▶ _Stated problem_
Output the full listing below exactly as it reads, and skip anything that is a picture.

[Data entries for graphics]

--- --- ---

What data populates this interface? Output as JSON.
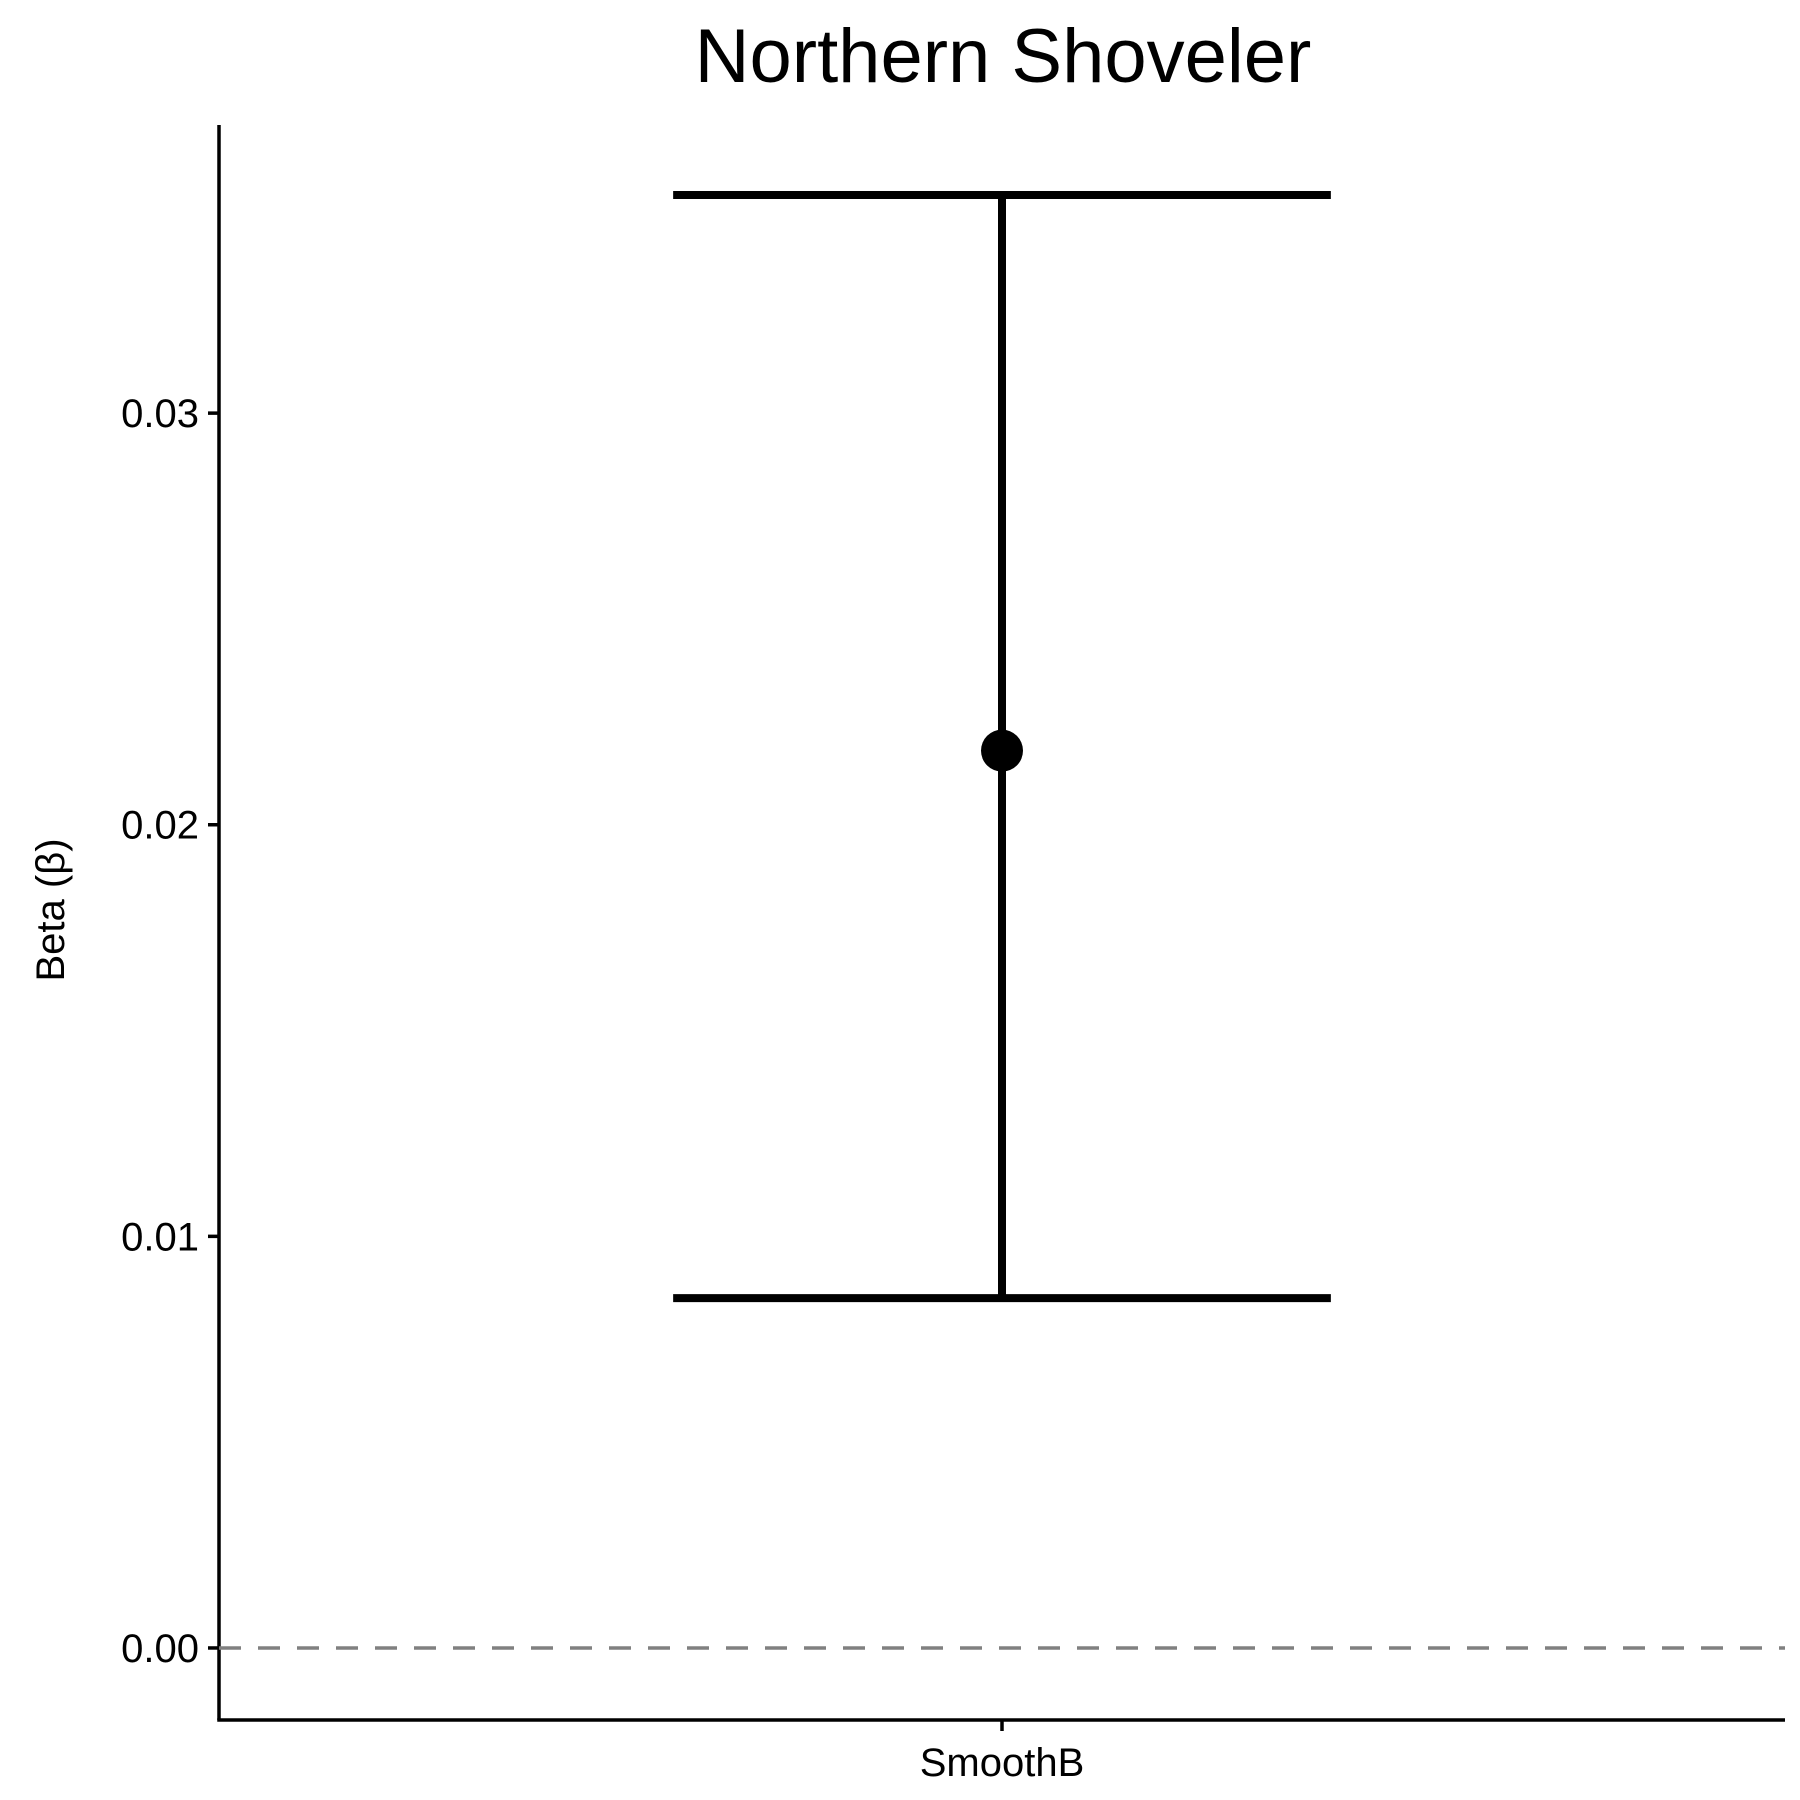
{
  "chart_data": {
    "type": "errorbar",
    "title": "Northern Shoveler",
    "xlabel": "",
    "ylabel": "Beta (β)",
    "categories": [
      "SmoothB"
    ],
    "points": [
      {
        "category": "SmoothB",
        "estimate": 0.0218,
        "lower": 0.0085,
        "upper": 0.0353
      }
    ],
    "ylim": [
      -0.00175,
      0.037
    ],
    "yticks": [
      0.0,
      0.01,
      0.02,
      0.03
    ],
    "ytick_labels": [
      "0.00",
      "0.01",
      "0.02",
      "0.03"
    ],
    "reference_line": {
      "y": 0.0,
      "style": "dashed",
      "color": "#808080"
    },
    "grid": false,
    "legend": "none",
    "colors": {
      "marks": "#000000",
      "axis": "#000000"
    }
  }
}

--- --- ---

▶ _Result of this exercise_
What data populates this interface? Output as JSON.
{
  "chart_data": {
    "type": "errorbar",
    "title": "Northern Shoveler",
    "xlabel": "",
    "ylabel": "Beta (β)",
    "categories": [
      "SmoothB"
    ],
    "points": [
      {
        "category": "SmoothB",
        "estimate": 0.0218,
        "lower": 0.0085,
        "upper": 0.0353
      }
    ],
    "ylim": [
      -0.00175,
      0.037
    ],
    "yticks": [
      0.0,
      0.01,
      0.02,
      0.03
    ],
    "ytick_labels": [
      "0.00",
      "0.01",
      "0.02",
      "0.03"
    ],
    "reference_line": {
      "y": 0.0,
      "style": "dashed",
      "color": "#808080"
    },
    "grid": false,
    "legend": "none",
    "colors": {
      "marks": "#000000",
      "axis": "#000000"
    }
  }
}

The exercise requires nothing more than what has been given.